▸ **Problem description**
Print all of the data exactly as written.

==== Task inputs

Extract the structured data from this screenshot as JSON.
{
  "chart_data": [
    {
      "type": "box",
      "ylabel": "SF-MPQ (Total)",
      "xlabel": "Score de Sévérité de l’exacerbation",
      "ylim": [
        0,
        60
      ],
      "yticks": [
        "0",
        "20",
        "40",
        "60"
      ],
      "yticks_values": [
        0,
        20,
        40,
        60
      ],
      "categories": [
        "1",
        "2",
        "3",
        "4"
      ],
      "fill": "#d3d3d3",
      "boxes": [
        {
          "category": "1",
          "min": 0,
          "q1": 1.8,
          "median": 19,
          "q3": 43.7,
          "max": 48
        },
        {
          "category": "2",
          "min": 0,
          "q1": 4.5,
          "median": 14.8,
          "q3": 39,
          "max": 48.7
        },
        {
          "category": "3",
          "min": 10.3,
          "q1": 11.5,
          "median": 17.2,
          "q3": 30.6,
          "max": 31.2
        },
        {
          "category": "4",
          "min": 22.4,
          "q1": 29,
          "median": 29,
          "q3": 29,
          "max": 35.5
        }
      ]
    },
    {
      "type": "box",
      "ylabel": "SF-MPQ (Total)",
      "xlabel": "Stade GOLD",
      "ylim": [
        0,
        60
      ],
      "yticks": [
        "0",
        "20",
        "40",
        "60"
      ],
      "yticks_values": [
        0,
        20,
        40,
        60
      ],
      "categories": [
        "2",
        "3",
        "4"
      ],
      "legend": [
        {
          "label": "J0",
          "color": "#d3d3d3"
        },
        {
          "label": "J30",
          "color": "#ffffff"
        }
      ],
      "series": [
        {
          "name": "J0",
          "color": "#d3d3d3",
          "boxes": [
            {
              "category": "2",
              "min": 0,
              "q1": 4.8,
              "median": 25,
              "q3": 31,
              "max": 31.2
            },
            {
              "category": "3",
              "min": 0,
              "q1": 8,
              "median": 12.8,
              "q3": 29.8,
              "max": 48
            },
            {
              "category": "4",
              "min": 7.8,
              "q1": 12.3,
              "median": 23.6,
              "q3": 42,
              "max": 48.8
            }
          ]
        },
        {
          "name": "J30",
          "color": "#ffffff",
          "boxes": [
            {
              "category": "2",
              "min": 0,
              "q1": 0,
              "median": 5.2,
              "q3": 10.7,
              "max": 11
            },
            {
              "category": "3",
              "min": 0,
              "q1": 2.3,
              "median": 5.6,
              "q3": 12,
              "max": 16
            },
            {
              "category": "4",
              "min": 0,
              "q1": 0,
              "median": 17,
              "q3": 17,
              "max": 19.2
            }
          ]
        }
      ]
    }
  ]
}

========

▸ **Correct answer**
Extract the structured data from this screenshot as JSON.
{
  "chart_data": [
    {
      "type": "box",
      "ylabel": "SF-MPQ (Total)",
      "xlabel": "Score de Sévérité de l’exacerbation",
      "ylim": [
        0,
        60
      ],
      "yticks": [
        "0",
        "20",
        "40",
        "60"
      ],
      "yticks_values": [
        0,
        20,
        40,
        60
      ],
      "categories": [
        "1",
        "2",
        "3",
        "4"
      ],
      "fill": "#d3d3d3",
      "boxes": [
        {
          "category": "1",
          "min": 0,
          "q1": 1.8,
          "median": 19,
          "q3": 43.7,
          "max": 48
        },
        {
          "category": "2",
          "min": 0,
          "q1": 4.5,
          "median": 14.8,
          "q3": 39,
          "max": 48.7
        },
        {
          "category": "3",
          "min": 10.3,
          "q1": 11.5,
          "median": 17.2,
          "q3": 30.6,
          "max": 31.2
        },
        {
          "category": "4",
          "min": 22.4,
          "q1": 29,
          "median": 29,
          "q3": 29,
          "max": 35.5
        }
      ]
    },
    {
      "type": "box",
      "ylabel": "SF-MPQ (Total)",
      "xlabel": "Stade GOLD",
      "ylim": [
        0,
        60
      ],
      "yticks": [
        "0",
        "20",
        "40",
        "60"
      ],
      "yticks_values": [
        0,
        20,
        40,
        60
      ],
      "categories": [
        "2",
        "3",
        "4"
      ],
      "legend": [
        {
          "label": "J0",
          "color": "#d3d3d3"
        },
        {
          "label": "J30",
          "color": "#ffffff"
        }
      ],
      "series": [
        {
          "name": "J0",
          "color": "#d3d3d3",
          "boxes": [
            {
              "category": "2",
              "min": 0,
              "q1": 4.8,
              "median": 25,
              "q3": 31,
              "max": 31.2
            },
            {
              "category": "3",
              "min": 0,
              "q1": 8,
              "median": 12.8,
              "q3": 29.8,
              "max": 48
            },
            {
              "category": "4",
              "min": 7.8,
              "q1": 12.3,
              "median": 23.6,
              "q3": 42,
              "max": 48.8
            }
          ]
        },
        {
          "name": "J30",
          "color": "#ffffff",
          "boxes": [
            {
              "category": "2",
              "min": 0,
              "q1": 0,
              "median": 5.2,
              "q3": 10.7,
              "max": 11
            },
            {
              "category": "3",
              "min": 0,
              "q1": 2.3,
              "median": 5.6,
              "q3": 12,
              "max": 16
            },
            {
              "category": "4",
              "min": 0,
              "q1": 0,
              "median": 17,
              "q3": 17,
              "max": 19.2
            }
          ]
        }
      ]
    }
  ]
}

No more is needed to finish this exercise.